Exercise objective: Show, in full, each line of the data that contains "Change".
** start of Task material **
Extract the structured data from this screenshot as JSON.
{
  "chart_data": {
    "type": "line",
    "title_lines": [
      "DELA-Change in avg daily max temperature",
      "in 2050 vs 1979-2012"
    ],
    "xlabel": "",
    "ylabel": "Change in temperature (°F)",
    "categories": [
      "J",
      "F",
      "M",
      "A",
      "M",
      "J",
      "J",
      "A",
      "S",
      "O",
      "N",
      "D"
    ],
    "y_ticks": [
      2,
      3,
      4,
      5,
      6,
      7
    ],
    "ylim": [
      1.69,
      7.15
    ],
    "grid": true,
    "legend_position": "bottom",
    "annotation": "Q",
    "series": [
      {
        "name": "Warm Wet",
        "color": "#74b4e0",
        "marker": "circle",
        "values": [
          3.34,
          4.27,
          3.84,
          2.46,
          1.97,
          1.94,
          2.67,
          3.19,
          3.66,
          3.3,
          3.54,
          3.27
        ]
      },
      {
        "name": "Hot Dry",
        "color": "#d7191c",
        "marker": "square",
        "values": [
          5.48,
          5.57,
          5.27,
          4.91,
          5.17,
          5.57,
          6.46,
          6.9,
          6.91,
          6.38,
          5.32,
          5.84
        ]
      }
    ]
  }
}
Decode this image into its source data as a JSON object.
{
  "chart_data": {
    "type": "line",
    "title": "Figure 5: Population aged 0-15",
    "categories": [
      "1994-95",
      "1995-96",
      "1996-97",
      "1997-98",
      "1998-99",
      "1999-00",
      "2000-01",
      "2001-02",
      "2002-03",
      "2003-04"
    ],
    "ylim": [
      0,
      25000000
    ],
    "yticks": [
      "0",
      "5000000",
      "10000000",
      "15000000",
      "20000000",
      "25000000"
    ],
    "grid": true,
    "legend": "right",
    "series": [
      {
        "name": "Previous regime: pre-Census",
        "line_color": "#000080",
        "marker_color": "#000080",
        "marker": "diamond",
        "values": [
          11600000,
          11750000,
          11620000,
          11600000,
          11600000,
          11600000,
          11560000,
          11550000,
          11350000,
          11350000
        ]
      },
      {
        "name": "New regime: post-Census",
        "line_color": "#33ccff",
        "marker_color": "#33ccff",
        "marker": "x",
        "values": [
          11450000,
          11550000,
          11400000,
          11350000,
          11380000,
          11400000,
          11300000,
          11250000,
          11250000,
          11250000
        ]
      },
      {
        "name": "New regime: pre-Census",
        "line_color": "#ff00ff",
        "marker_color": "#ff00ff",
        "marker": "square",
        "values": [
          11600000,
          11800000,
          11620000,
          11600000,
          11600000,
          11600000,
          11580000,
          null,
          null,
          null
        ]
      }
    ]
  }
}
** end of Task material **
Response below:
      "DELA-Change in avg daily max temperature",
    "ylabel": "Change in temperature (°F)",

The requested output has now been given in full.